● **EXERCISE PROMPT**: Each line of the material must be returned exactly.

● **DATA**:
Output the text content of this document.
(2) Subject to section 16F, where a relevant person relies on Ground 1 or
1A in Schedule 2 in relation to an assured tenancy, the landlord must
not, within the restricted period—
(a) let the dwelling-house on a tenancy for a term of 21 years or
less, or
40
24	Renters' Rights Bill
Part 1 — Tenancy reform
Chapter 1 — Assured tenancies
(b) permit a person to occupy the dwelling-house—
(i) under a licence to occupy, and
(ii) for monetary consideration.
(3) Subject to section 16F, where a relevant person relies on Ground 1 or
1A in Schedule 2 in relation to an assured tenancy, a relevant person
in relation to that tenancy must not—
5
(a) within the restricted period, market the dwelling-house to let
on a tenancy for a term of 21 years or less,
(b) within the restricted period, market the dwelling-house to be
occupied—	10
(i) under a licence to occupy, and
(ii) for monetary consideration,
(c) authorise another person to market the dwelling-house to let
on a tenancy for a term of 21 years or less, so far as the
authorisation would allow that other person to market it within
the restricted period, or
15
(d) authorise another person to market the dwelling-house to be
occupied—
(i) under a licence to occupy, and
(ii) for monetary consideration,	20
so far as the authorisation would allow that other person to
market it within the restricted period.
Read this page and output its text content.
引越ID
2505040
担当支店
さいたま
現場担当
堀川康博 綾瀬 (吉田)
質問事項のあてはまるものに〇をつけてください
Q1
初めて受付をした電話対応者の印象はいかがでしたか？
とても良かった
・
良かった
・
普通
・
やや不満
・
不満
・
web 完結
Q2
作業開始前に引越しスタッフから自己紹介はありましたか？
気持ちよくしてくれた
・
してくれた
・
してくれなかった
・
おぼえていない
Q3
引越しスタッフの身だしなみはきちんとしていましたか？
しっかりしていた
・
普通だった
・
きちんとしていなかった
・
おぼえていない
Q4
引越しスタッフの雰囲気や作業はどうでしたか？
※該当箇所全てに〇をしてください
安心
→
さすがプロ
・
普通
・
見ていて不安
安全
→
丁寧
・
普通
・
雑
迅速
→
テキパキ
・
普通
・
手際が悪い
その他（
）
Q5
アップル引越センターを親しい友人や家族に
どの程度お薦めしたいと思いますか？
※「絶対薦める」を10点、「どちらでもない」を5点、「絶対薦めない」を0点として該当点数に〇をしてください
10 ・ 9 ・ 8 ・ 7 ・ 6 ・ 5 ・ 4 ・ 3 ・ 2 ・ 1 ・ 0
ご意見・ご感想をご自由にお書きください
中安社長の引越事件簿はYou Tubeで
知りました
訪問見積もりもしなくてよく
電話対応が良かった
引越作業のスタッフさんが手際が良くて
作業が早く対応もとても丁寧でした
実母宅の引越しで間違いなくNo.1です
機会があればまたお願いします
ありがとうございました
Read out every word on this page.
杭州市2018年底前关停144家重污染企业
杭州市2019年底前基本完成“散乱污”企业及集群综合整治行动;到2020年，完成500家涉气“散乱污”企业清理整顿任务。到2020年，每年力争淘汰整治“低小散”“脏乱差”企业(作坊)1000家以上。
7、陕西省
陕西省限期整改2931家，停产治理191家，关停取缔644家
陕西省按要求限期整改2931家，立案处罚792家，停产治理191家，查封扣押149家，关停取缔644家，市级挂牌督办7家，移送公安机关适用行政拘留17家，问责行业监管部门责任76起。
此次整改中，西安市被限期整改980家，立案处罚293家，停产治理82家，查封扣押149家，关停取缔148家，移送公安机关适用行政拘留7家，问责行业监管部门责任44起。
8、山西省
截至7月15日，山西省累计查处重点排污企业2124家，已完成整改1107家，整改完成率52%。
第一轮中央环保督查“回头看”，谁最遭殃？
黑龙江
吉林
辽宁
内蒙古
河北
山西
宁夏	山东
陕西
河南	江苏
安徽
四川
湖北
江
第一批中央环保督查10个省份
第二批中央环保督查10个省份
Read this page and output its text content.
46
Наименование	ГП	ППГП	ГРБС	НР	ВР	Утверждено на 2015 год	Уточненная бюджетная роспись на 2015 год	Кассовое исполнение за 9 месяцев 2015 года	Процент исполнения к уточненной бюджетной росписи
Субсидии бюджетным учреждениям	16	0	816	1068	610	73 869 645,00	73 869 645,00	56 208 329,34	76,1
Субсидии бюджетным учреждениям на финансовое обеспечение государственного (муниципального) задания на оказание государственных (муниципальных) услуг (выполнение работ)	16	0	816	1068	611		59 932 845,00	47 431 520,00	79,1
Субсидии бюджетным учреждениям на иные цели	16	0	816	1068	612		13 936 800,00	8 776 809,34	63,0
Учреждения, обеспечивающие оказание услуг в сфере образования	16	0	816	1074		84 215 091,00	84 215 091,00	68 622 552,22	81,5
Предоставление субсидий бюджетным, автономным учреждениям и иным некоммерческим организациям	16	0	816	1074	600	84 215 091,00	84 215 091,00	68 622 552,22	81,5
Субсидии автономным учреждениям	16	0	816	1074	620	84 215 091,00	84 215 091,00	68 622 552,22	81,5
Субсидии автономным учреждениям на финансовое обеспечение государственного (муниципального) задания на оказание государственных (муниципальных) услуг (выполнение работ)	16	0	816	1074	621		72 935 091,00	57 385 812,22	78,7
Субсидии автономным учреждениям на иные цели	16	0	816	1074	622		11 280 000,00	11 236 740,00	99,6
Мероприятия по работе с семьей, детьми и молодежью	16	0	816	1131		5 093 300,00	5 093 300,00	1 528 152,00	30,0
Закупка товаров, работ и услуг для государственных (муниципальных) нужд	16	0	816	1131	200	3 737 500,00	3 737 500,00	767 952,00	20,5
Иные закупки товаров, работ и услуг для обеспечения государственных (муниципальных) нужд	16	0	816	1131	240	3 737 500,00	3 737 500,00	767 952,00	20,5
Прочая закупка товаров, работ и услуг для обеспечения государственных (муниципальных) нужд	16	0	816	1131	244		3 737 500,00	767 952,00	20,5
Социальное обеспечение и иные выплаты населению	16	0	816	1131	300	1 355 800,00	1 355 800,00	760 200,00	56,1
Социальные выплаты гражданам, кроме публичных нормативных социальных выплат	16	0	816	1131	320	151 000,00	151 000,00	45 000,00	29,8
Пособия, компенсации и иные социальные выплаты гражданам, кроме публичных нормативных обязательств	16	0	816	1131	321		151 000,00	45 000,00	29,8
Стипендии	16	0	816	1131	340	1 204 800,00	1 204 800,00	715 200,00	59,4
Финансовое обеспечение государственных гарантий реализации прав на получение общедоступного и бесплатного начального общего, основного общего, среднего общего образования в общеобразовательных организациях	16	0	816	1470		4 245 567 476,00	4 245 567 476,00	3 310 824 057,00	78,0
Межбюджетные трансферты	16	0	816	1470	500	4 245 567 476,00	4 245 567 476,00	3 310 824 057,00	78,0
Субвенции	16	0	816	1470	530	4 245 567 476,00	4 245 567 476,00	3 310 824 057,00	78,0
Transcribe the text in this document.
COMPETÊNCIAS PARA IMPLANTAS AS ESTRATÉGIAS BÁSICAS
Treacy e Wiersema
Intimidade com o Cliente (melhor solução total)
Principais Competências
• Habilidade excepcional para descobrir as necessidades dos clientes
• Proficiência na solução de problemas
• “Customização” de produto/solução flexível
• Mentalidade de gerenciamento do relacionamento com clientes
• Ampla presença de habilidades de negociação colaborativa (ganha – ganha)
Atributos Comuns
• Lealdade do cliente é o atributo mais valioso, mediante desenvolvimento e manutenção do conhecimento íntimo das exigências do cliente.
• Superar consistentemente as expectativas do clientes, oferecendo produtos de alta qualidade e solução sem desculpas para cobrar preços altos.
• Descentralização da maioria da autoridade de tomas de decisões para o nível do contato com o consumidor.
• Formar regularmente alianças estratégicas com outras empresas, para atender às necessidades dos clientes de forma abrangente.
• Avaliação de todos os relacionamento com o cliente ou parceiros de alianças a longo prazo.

● **ANSWER TO THIS EXERCISE**:
Output the text content of this document.
(2) Subject to section 16F, where a relevant person relies on Ground 1 or
1A in Schedule 2 in relation to an assured tenancy, the landlord must
not, within the restricted period—
(a) let the dwelling-house on a tenancy for a term of 21 years or
less, or
40
24	Renters' Rights Bill
Part 1 — Tenancy reform
Chapter 1 — Assured tenancies
(b) permit a person to occupy the dwelling-house—
(i) under a licence to occupy, and
(ii) for monetary consideration.
(3) Subject to section 16F, where a relevant person relies on Ground 1 or
1A in Schedule 2 in relation to an assured tenancy, a relevant person
in relation to that tenancy must not—
5
(a) within the restricted period, market the dwelling-house to let
on a tenancy for a term of 21 years or less,
(b) within the restricted period, market the dwelling-house to be
occupied—	10
(i) under a licence to occupy, and
(ii) for monetary consideration,
(c) authorise another person to market the dwelling-house to let
on a tenancy for a term of 21 years or less, so far as the
authorisation would allow that other person to market it within
the restricted period, or
15
(d) authorise another person to market the dwelling-house to be
occupied—
(i) under a licence to occupy, and
(ii) for monetary consideration,	20
so far as the authorisation would allow that other person to
market it within the restricted period.
Read this page and output its text content.
引越ID
2505040
担当支店
さいたま
現場担当
堀川康博 綾瀬 (吉田)
質問事項のあてはまるものに〇をつけてください
Q1
初めて受付をした電話対応者の印象はいかがでしたか？
とても良かった
・
良かった
・
普通
・
やや不満
・
不満
・
web 完結
Q2
作業開始前に引越しスタッフから自己紹介はありましたか？
気持ちよくしてくれた
・
してくれた
・
してくれなかった
・
おぼえていない
Q3
引越しスタッフの身だしなみはきちんとしていましたか？
しっかりしていた
・
普通だった
・
きちんとしていなかった
・
おぼえていない
Q4
引越しスタッフの雰囲気や作業はどうでしたか？
※該当箇所全てに〇をしてください
安心
→
さすがプロ
・
普通
・
見ていて不安
安全
→
丁寧
・
普通
・
雑
迅速
→
テキパキ
・
普通
・
手際が悪い
その他（
）
Q5
アップル引越センターを親しい友人や家族に
どの程度お薦めしたいと思いますか？
※「絶対薦める」を10点、「どちらでもない」を5点、「絶対薦めない」を0点として該当点数に〇をしてください
10 ・ 9 ・ 8 ・ 7 ・ 6 ・ 5 ・ 4 ・ 3 ・ 2 ・ 1 ・ 0
ご意見・ご感想をご自由にお書きください
中安社長の引越事件簿はYou Tubeで
知りました
訪問見積もりもしなくてよく
電話対応が良かった
引越作業のスタッフさんが手際が良くて
作業が早く対応もとても丁寧でした
実母宅の引越しで間違いなくNo.1です
機会があればまたお願いします
ありがとうございました
Read out every word on this page.
杭州市2018年底前关停144家重污染企业
杭州市2019年底前基本完成“散乱污”企业及集群综合整治行动;到2020年，完成500家涉气“散乱污”企业清理整顿任务。到2020年，每年力争淘汰整治“低小散”“脏乱差”企业(作坊)1000家以上。
7、陕西省
陕西省限期整改2931家，停产治理191家，关停取缔644家
陕西省按要求限期整改2931家，立案处罚792家，停产治理191家，查封扣押149家，关停取缔644家，市级挂牌督办7家，移送公安机关适用行政拘留17家，问责行业监管部门责任76起。
此次整改中，西安市被限期整改980家，立案处罚293家，停产治理82家，查封扣押149家，关停取缔148家，移送公安机关适用行政拘留7家，问责行业监管部门责任44起。
8、山西省
截至7月15日，山西省累计查处重点排污企业2124家，已完成整改1107家，整改完成率52%。
第一轮中央环保督查“回头看”，谁最遭殃？
黑龙江
吉林
辽宁
内蒙古
河北
山西
宁夏	山东
陕西
河南	江苏
安徽
四川
湖北
江
第一批中央环保督查10个省份
第二批中央环保督查10个省份
Read this page and output its text content.
46
Наименование	ГП	ППГП	ГРБС	НР	ВР	Утверждено на 2015 год	Уточненная бюджетная роспись на 2015 год	Кассовое исполнение за 9 месяцев 2015 года	Процент исполнения к уточненной бюджетной росписи
Субсидии бюджетным учреждениям	16	0	816	1068	610	73 869 645,00	73 869 645,00	56 208 329,34	76,1
Субсидии бюджетным учреждениям на финансовое обеспечение государственного (муниципального) задания на оказание государственных (муниципальных) услуг (выполнение работ)	16	0	816	1068	611		59 932 845,00	47 431 520,00	79,1
Субсидии бюджетным учреждениям на иные цели	16	0	816	1068	612		13 936 800,00	8 776 809,34	63,0
Учреждения, обеспечивающие оказание услуг в сфере образования	16	0	816	1074		84 215 091,00	84 215 091,00	68 622 552,22	81,5
Предоставление субсидий бюджетным, автономным учреждениям и иным некоммерческим организациям	16	0	816	1074	600	84 215 091,00	84 215 091,00	68 622 552,22	81,5
Субсидии автономным учреждениям	16	0	816	1074	620	84 215 091,00	84 215 091,00	68 622 552,22	81,5
Субсидии автономным учреждениям на финансовое обеспечение государственного (муниципального) задания на оказание государственных (муниципальных) услуг (выполнение работ)	16	0	816	1074	621		72 935 091,00	57 385 812,22	78,7
Субсидии автономным учреждениям на иные цели	16	0	816	1074	622		11 280 000,00	11 236 740,00	99,6
Мероприятия по работе с семьей, детьми и молодежью	16	0	816	1131		5 093 300,00	5 093 300,00	1 528 152,00	30,0
Закупка товаров, работ и услуг для государственных (муниципальных) нужд	16	0	816	1131	200	3 737 500,00	3 737 500,00	767 952,00	20,5
Иные закупки товаров, работ и услуг для обеспечения государственных (муниципальных) нужд	16	0	816	1131	240	3 737 500,00	3 737 500,00	767 952,00	20,5
Прочая закупка товаров, работ и услуг для обеспечения государственных (муниципальных) нужд	16	0	816	1131	244		3 737 500,00	767 952,00	20,5
Социальное обеспечение и иные выплаты населению	16	0	816	1131	300	1 355 800,00	1 355 800,00	760 200,00	56,1
Социальные выплаты гражданам, кроме публичных нормативных социальных выплат	16	0	816	1131	320	151 000,00	151 000,00	45 000,00	29,8
Пособия, компенсации и иные социальные выплаты гражданам, кроме публичных нормативных обязательств	16	0	816	1131	321		151 000,00	45 000,00	29,8
Стипендии	16	0	816	1131	340	1 204 800,00	1 204 800,00	715 200,00	59,4
Финансовое обеспечение государственных гарантий реализации прав на получение общедоступного и бесплатного начального общего, основного общего, среднего общего образования в общеобразовательных организациях	16	0	816	1470		4 245 567 476,00	4 245 567 476,00	3 310 824 057,00	78,0
Межбюджетные трансферты	16	0	816	1470	500	4 245 567 476,00	4 245 567 476,00	3 310 824 057,00	78,0
Субвенции	16	0	816	1470	530	4 245 567 476,00	4 245 567 476,00	3 310 824 057,00	78,0
Transcribe the text in this document.
COMPETÊNCIAS PARA IMPLANTAS AS ESTRATÉGIAS BÁSICAS
Treacy e Wiersema
Intimidade com o Cliente (melhor solução total)
Principais Competências
• Habilidade excepcional para descobrir as necessidades dos clientes
• Proficiência na solução de problemas
• “Customização” de produto/solução flexível
• Mentalidade de gerenciamento do relacionamento com clientes
• Ampla presença de habilidades de negociação colaborativa (ganha – ganha)
Atributos Comuns
• Lealdade do cliente é o atributo mais valioso, mediante desenvolvimento e manutenção do conhecimento íntimo das exigências do cliente.
• Superar consistentemente as expectativas do clientes, oferecendo produtos de alta qualidade e solução sem desculpas para cobrar preços altos.
• Descentralização da maioria da autoridade de tomas de decisões para o nível do contato com o consumidor.
• Formar regularmente alianças estratégicas com outras empresas, para atender às necessidades dos clientes de forma abrangente.
• Avaliação de todos os relacionamento com o cliente ou parceiros de alianças a longo prazo.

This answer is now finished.